• Source passage
==*==

Seattle dance company Malacarne will perform around the grounds, and the fabulous Flatstock poster exhibition will be plastered across the Armory. You’ll find 50 years of Bumbershoot photos, courtesy of Photographic Center NW. And for the first time in a long time, the visual arts component of the festival will be actually visible. 

In recent years, organizers seemed to be sequestering visual arts in a series of smaller and smaller rooms, like a parent trying to wean a child off a blankie by cutting it into diminishing squares.

This year, however, thanks to Seattle arts instigator Greg Lundgren — one third of Bumbershoot’s new programming team New Rising Sun — art will take ownership of the voluminous Fisher Pavilion, as well as in the Pacific Science Center courtyard. 

Reviving the tradition of Out of Sight group exhibits, which Lundgren established as an indie alternative to Seattle Art Fair back in 2015, he brought in four talented curators with Northwest roots — Roya Amirsoleymani, Jaleesa Johnston, Rana San and Emily Zimmerman  to select the 60 diverse artworks on display. 

When I visited during the installation process, the Fisher Stage (which will host bands like Brittany Howard, Pussy Riot and Descendants) was under noisy construction immediately outside the open garage doors of the pavilion.

==*==

• List of tasks
A – In the Bumbershoot passage, what year did Lundgren start the Out of Sight group exhibits?
B – Name every curator the Bumbershoot passage says was brought in to select the artworks.
C – Put this sentence from the Bumbershoot passage into Spanish: "You’ll find 50 years of Bumbershoot photos, courtesy of Photographic Center NW."
The rows here come from a source separate from the Bumbershoot passage.

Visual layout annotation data
==*==

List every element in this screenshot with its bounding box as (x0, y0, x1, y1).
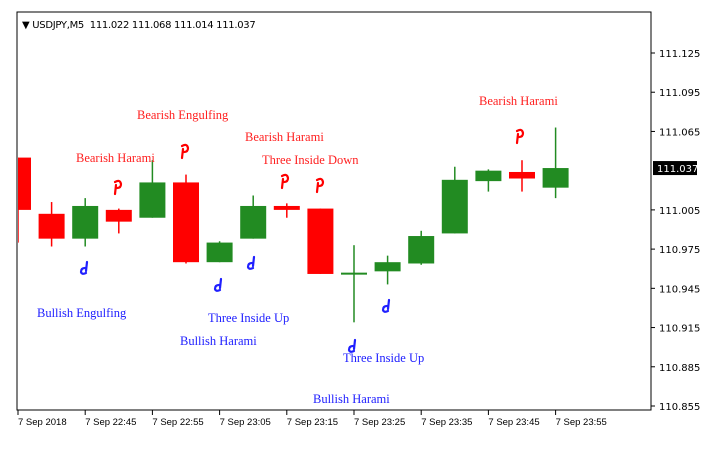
chart-header: ▼ USDJPY,M5 111.022 111.068 111.014 111.… (22, 20, 256, 31)
bearish-candle-body (173, 182, 199, 263)
ohlc-readout: 111.022 111.068 111.014 111.037 (89, 20, 256, 31)
bullish-candle-body (374, 262, 401, 272)
pattern-label: Three Inside Up (208, 311, 289, 325)
bullish-candle-body (206, 242, 233, 263)
hand-up-icon (79, 260, 89, 275)
hand-down-icon (180, 143, 190, 160)
hand-shape (280, 173, 290, 190)
hand-up-icon (246, 255, 256, 270)
y-tick-label: 110.855 (659, 402, 700, 413)
bullish-candle-body (475, 170, 502, 182)
x-tick-label: 7 Sep 23:25 (354, 417, 405, 428)
x-tick-label: 7 Sep 23:05 (220, 417, 271, 428)
current-price-label: 111.037 (657, 164, 698, 175)
bearish-candle-body (105, 209, 132, 222)
pattern-label: Bearish Harami (245, 130, 324, 144)
y-tick-label: 111.095 (659, 88, 700, 99)
hand-shape (113, 179, 123, 196)
hand-shape (515, 128, 525, 145)
bullish-candle-body (72, 205, 99, 239)
bullish-candle-body (240, 205, 267, 239)
x-tick-label: 7 Sep 2018 (18, 417, 67, 428)
hand-shape (79, 260, 89, 275)
y-tick-label: 111.065 (659, 127, 700, 138)
x-tick-label: 7 Sep 23:35 (421, 417, 472, 428)
y-tick-label: 111.125 (659, 49, 700, 60)
bearish-candle-body (18, 157, 31, 210)
hand-shape (180, 143, 190, 160)
bullish-candle-body (341, 272, 367, 275)
pattern-label: Three Inside Down (262, 153, 359, 167)
hand-shape (246, 255, 256, 270)
pattern-label: Bullish Engulfing (37, 306, 127, 320)
hand-up-icon (347, 338, 357, 353)
y-tick-label: 110.975 (659, 245, 700, 256)
hand-down-icon (315, 177, 325, 194)
y-tick-label: 110.885 (659, 363, 700, 374)
pattern-label: Bearish Engulfing (137, 108, 229, 122)
hand-down-icon (280, 173, 290, 190)
y-tick-label: 111.005 (659, 206, 700, 217)
pattern-label: Bearish Harami (76, 151, 155, 165)
bearish-candle-body (509, 171, 535, 179)
bearish-candle-body (38, 213, 65, 239)
symbol-label: USDJPY,M5 (32, 20, 84, 31)
pattern-label: Bullish Harami (180, 334, 257, 348)
y-tick-label: 110.945 (659, 284, 700, 295)
x-tick-label: 7 Sep 22:45 (85, 417, 136, 428)
candles-group (18, 127, 569, 323)
hand-down-icon (113, 179, 123, 196)
hand-shape (315, 177, 325, 194)
bearish-candle-body (307, 208, 334, 274)
hand-shape (213, 277, 223, 292)
pattern-label: Three Inside Up (343, 351, 424, 365)
y-tick-label: 110.915 (659, 324, 700, 335)
bullish-candle-body (542, 168, 569, 188)
bullish-candle-body (139, 182, 166, 218)
bearish-candle-body (273, 205, 300, 210)
x-tick-label: 7 Sep 23:45 (488, 417, 539, 428)
x-tick-label: 7 Sep 23:15 (287, 417, 338, 428)
hand-up-icon (381, 298, 391, 313)
current-price-badge (653, 161, 697, 176)
pattern-label: Bearish Harami (479, 94, 558, 108)
hand-up-icon (213, 277, 223, 292)
bullish-candle-body (408, 236, 435, 264)
x-tick-label: 7 Sep 23:55 (556, 417, 607, 428)
x-tick-label: 7 Sep 22:55 (152, 417, 203, 428)
hand-down-icon (515, 128, 525, 145)
hand-shape (347, 338, 357, 353)
pattern-label: Bullish Harami (313, 392, 390, 406)
plot-frame (16, 11, 652, 411)
hand-shape (381, 298, 391, 313)
collapse-triangle-icon[interactable]: ▼ (22, 20, 30, 31)
bullish-candle-body (441, 179, 468, 234)
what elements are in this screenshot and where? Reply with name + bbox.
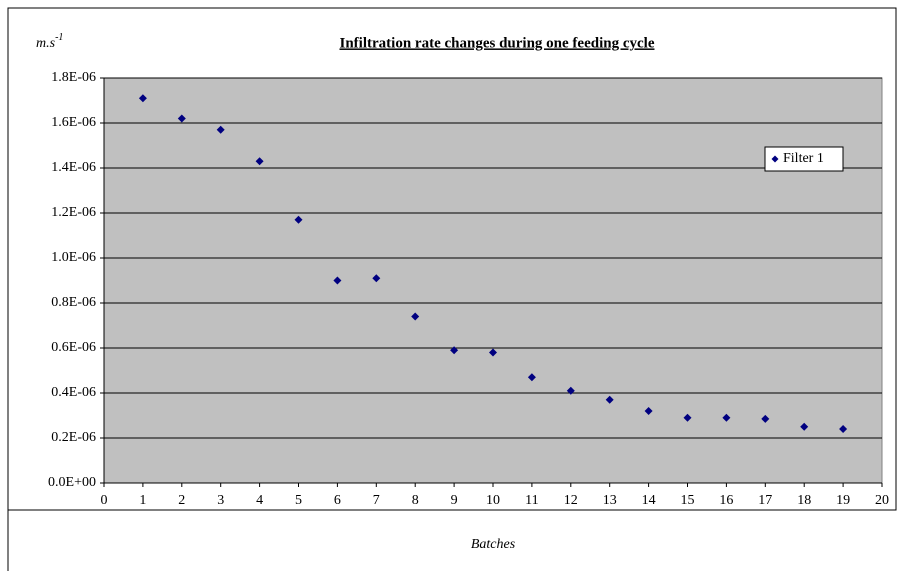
y-tick-label: 0.8E-06	[51, 295, 96, 310]
x-tick-label: 20	[875, 493, 889, 508]
legend-marker	[771, 155, 779, 163]
x-tick-label: 2	[178, 493, 185, 508]
x-tick-label: 13	[603, 493, 617, 508]
x-tick-label: 12	[564, 493, 578, 508]
y-tick-label: 0.0E+00	[48, 475, 96, 490]
y-tick-label: 1.0E-06	[51, 250, 96, 265]
x-tick-label: 15	[681, 493, 695, 508]
point	[761, 414, 770, 423]
x-tick-label: 3	[217, 493, 224, 508]
point	[489, 348, 497, 357]
x-tick-label: 10	[486, 493, 500, 508]
point	[333, 276, 342, 285]
x-tick-label: 7	[373, 493, 380, 508]
y-tick-label: 1.6E-06	[51, 115, 96, 130]
plot-background	[103, 77, 883, 484]
point	[800, 422, 809, 431]
x-tick-label: 19	[836, 493, 850, 508]
legend-label: Filter 1	[783, 151, 824, 166]
x-tick-label: 14	[642, 493, 656, 508]
x-tick-label: 0	[101, 493, 108, 508]
y-tick-label: 1.8E-06	[51, 70, 96, 85]
point	[644, 407, 653, 415]
point	[411, 312, 420, 321]
x-tick-label: 4	[256, 493, 263, 508]
point	[839, 425, 848, 433]
y-tick-label: 0.2E-06	[51, 430, 96, 445]
y-tick-label: 0.4E-06	[51, 385, 96, 400]
point	[683, 413, 692, 422]
point	[255, 157, 264, 166]
point	[527, 373, 536, 382]
x-tick-label: 5	[295, 493, 302, 508]
x-tick-label: 8	[412, 493, 419, 508]
y-axis-label-base: m.s	[36, 36, 56, 51]
x-tick-label: 9	[451, 493, 458, 508]
x-tick-label: 18	[797, 493, 811, 508]
y-tick-label: 0.6E-06	[51, 340, 96, 355]
y-tick-label: 1.4E-06	[51, 160, 96, 175]
x-axis-label: Batches	[471, 537, 516, 552]
point	[294, 215, 303, 224]
point	[566, 386, 575, 395]
chart-frame	[7, 7, 897, 511]
chart-title: Infiltration rate changes during one fee…	[340, 35, 655, 51]
x-tick-label: 17	[758, 493, 772, 508]
point	[372, 274, 381, 283]
point	[138, 94, 147, 103]
point	[722, 413, 731, 422]
point	[216, 125, 225, 134]
y-tick-label: 1.2E-06	[51, 205, 96, 220]
x-tick-label: 16	[719, 493, 733, 508]
x-tick-label: 11	[525, 493, 538, 508]
x-tick-label: 1	[139, 493, 146, 508]
y-axis-label: m.s-1	[36, 32, 63, 51]
y-axis-label-sup: -1	[55, 32, 63, 43]
x-tick-label: 6	[334, 493, 341, 508]
point	[177, 114, 186, 123]
point	[450, 346, 459, 355]
point	[605, 395, 614, 404]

==*==

• Exercise responses
A – 2015

B – Roya Amirsoleymani, Jaleesa Johnston, Rana San, Emily Zimmerman

C – Encontrarás 50 años de fotos de Bumbershoot, por cortesía de Photographic Center NW.